YOUR GOAL.
Sift the listing for lines that hold the string "name" and pull them out.

ENTRIES SHOWN.
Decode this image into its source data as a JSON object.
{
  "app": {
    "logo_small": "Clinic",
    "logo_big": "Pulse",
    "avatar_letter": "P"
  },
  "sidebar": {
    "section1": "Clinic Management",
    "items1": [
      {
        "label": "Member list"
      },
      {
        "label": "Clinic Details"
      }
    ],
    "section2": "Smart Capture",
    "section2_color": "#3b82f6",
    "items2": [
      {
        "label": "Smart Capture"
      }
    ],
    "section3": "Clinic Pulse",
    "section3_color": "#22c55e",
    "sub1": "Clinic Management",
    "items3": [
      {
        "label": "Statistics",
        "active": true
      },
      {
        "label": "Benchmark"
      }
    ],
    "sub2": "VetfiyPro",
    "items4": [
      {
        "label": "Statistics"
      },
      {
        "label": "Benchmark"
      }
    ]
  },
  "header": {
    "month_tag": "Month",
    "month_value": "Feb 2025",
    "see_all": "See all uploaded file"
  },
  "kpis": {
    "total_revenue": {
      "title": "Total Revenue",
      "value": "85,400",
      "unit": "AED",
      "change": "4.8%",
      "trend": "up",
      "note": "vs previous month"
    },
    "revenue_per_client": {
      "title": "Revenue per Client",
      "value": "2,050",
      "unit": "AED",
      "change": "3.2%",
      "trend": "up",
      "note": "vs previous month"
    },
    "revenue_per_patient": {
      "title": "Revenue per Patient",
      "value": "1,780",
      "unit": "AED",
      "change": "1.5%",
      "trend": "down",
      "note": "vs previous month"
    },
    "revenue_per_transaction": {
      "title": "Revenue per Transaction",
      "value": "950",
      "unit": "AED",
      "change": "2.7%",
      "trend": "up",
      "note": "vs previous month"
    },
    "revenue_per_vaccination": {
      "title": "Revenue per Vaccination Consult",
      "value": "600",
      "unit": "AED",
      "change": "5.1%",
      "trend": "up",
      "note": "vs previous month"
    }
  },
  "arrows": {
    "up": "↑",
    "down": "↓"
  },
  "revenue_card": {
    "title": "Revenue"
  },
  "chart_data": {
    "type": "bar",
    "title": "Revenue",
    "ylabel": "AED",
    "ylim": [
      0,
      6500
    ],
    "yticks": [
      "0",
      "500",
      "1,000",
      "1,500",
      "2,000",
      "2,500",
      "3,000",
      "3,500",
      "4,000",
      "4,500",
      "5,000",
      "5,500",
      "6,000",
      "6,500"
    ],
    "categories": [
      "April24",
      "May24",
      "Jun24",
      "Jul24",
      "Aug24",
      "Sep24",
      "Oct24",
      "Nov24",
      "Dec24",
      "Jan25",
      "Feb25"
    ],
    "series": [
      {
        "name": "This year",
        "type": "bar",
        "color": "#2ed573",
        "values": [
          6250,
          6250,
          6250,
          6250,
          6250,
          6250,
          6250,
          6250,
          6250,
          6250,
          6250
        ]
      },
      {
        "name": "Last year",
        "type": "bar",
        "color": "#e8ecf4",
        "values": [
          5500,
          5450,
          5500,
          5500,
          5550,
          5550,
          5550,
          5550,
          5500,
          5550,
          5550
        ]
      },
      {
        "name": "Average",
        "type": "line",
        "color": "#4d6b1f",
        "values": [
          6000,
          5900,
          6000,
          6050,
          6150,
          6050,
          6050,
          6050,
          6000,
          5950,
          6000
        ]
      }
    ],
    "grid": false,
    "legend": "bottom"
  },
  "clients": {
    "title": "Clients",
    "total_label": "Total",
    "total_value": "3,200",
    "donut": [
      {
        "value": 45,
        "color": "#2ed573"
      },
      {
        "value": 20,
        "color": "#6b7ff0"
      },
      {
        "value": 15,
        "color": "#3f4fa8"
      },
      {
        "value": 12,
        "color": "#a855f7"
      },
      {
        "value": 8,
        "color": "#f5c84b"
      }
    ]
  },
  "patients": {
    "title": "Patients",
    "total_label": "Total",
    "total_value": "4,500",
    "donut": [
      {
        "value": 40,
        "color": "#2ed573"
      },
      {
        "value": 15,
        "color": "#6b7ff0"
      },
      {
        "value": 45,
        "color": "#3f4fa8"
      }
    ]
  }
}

WRITTEN RESPONSE.
        "name": "This year",
        "name": "Last year",
        "name": "Average",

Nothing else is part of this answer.